> _Цитируемый текст_:
Лекции читались в поточных аудиториях МГУ на Воробьевых горах, в 1-м Гуманитарном корпусе Семинары устраивались в Замоскворечье, в подвалах под всеми храмами. Например, в Черниговском переулке, под храмом святых князей Михаила и Федора Черниговских, есть большие подвалы. Стул — для преподавателя, все студенты сидели на матрацах.
Конечно, полноценную преподавательскую корпорацию в первые годы деятельности института собрать было невозможно. Так, Новый Завет у нас читался с большими перерывами. Но мы радовались, что институт действует, что это — начало дела, очень нужного и всем нам, и Церкви. Все возникавшие проблемы вызывали не ропот, а желание потрудиться и самим решить эту задачу. Мы стали собираться группами по домам и изучать этот предмет. Составляли катены, искали толкования святых отцов — все, что можно достать. Потом мы пользовались этими наработками несколько лет, когда кто-то из нас стал служить, кто-то — преподавать…
— Катены сохранились?
— Сохранилось в рукописном виде, кто-то что-то набивал на компьютере, но я даже не пыталась собирать. Главное, что это был очень успешный метод самостоятельной работы. Нам казалось, что это и значило, с одной стороны, помочь институту, «покрыть все любовью», с другой -включиться в богословскую традицию, пусть пока не своими исследованиями, а освоением наработанного в Церкви.

> _Список записей_:

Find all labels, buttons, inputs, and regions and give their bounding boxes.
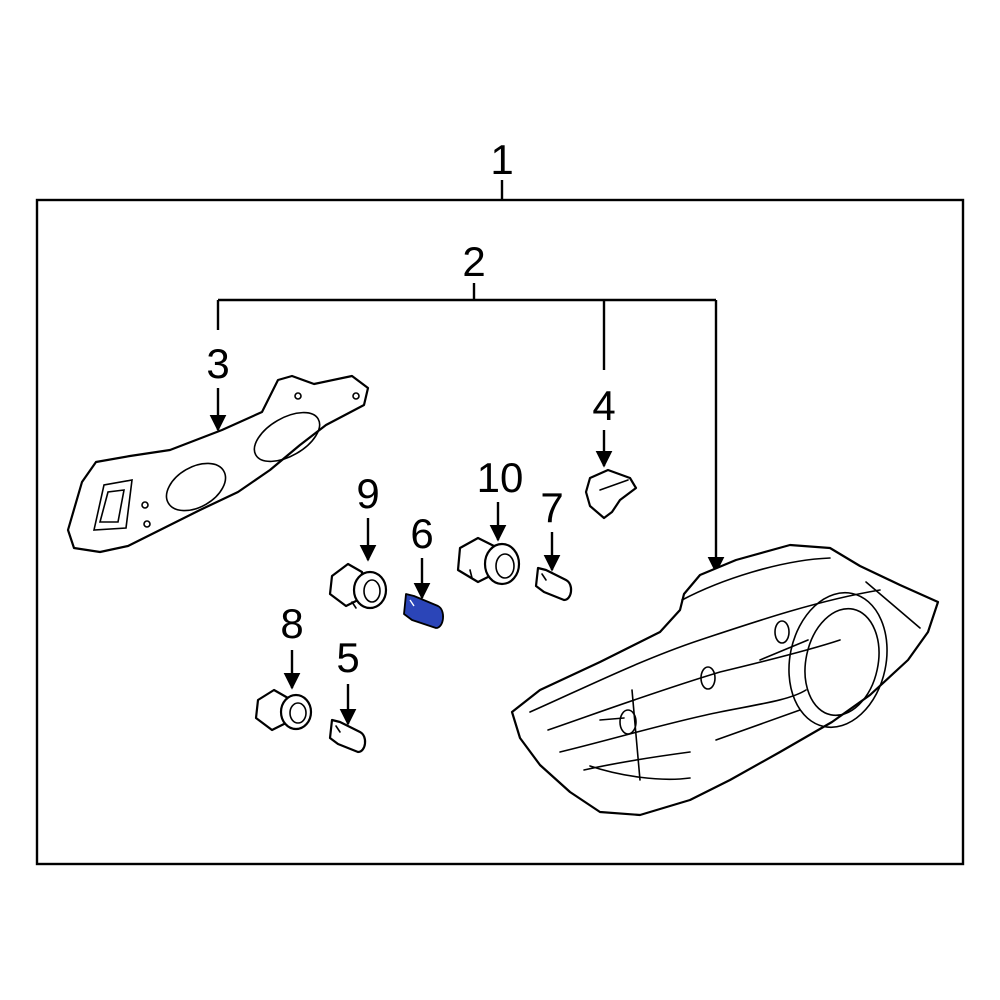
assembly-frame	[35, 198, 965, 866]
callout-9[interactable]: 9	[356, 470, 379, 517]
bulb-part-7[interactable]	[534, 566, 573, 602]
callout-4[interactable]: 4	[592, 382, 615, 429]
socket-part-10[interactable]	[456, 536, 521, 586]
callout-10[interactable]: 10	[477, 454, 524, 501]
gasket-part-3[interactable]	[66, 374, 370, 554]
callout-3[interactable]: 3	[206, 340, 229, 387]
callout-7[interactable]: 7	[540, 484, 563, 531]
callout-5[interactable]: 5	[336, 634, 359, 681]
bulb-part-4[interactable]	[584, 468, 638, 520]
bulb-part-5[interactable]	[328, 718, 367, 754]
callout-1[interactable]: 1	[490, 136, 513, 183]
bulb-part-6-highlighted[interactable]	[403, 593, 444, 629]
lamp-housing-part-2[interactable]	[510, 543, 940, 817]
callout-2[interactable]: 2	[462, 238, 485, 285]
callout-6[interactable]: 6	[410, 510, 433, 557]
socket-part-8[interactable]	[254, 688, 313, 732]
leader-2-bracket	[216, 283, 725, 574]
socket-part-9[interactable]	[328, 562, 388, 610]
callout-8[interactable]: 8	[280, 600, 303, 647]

> _Задачи для решения_:
1. Преобразуйте в список JSON строки записей от строки с «198, 965, 866]» до строки с «562, 388, 610]» включительно. Каждая строка должна стать отдельным элементом-строкой, пустые строки не включайте.
2. Продолжите текст о первых годах работы института, начав сразу после его последнего предложения.

> _Ответы к упражнению_:
1.
[
  "assembly-frame\t[35, 198, 965, 866]",
  "callout-9[interactable]: 9\t[356, 470, 379, 517]",
  "bulb-part-7[interactable]\t[534, 566, 573, 602]",
  "callout-4[interactable]: 4\t[592, 382, 615, 429]",
  "socket-part-10[interactable]\t[456, 536, 521, 586]",
  "callout-10[interactable]: 10\t[477, 454, 524, 501]",
  "gasket-part-3[interactable]\t[66, 374, 370, 554]",
  "callout-3[interactable]: 3\t[206, 340, 229, 387]",
  "callout-7[interactable]: 7\t[540, 484, 563, 531]",
  "callout-5[interactable]: 5\t[336, 634, 359, 681]",
  "bulb-part-4[interactable]\t[584, 468, 638, 520]",
  "bulb-part-5[interactable]\t[328, 718, 367, 754]",
  "callout-1[interactable]: 1\t[490, 136, 513, 183]",
  "bulb-part-6-highlighted[interactable]\t[403, 593, 444, 629]",
  "lamp-housing-part-2[interactable]\t[510, 543, 940, 817]",
  "callout-2[interactable]: 2\t[462, 238, 485, 285]",
  "callout-6[interactable]: 6\t[410, 510, 433, 557]",
  "socket-part-8[interactable]\t[254, 688, 313, 732]",
  "leader-2-bracket\t[216, 283, 725, 574]",
  "socket-part-9[interactable]\t[328, 562, 388, 610]"
]

2.
Результат был довольно значим. Нам это дало определенный уровень образования и личных отношений, потому что мы стали настолько близки, что и сейчас по первому призыву все приходят друг другу на помощь. В каждом из нас живет чувство, что можно попросить помощи, при этом не чувствовать потом всю жизнь себя обязанным, а только благодарность и радость — опыт христианской жизни. Несколько лет назад у меня умирал друг, и нужно было, чтобы с ним говорил священник. Каждый день, ибо для него это много решало, он хотел понять все, что не понял за всю истекавшую земную жизнь. Полтора месяца священники — друзья по учебе — ездили к нему ежедневно, хотя у всех приходы, дети, много проблем. Мы до сих пор с этими отцами близко общаемся. Это тоже была актуализация Церкви в нашей жизни.
Мы с таким трудом шли к нашему институту (университету), что его создание и обучение в нем было не просто событием, но новой эпохой в жизни. Наша целостность появлялась сама собой. Это был период такого единого дела и таких близких отношений, что вопрос об общности просто не вставал. Мы встречались только вечером, но встречались с таким чувством, что жизнь «здесь и сейчас» свидетельствовала о вечности и абсолюте.
Факультетские литургии
— Как стали служить факультетские литургии?
— Как я уже сказала, в 1990-х годах студенты-вечерники были гораздо сильнее, чем дневники. Так, например, на дневном отделении нашего курса к моменту выпуска осталось 12 человек, остальные не выдержали, рассеялись. Потому что действительно было очень тяжело. Но вечернее отделение дружно держалось.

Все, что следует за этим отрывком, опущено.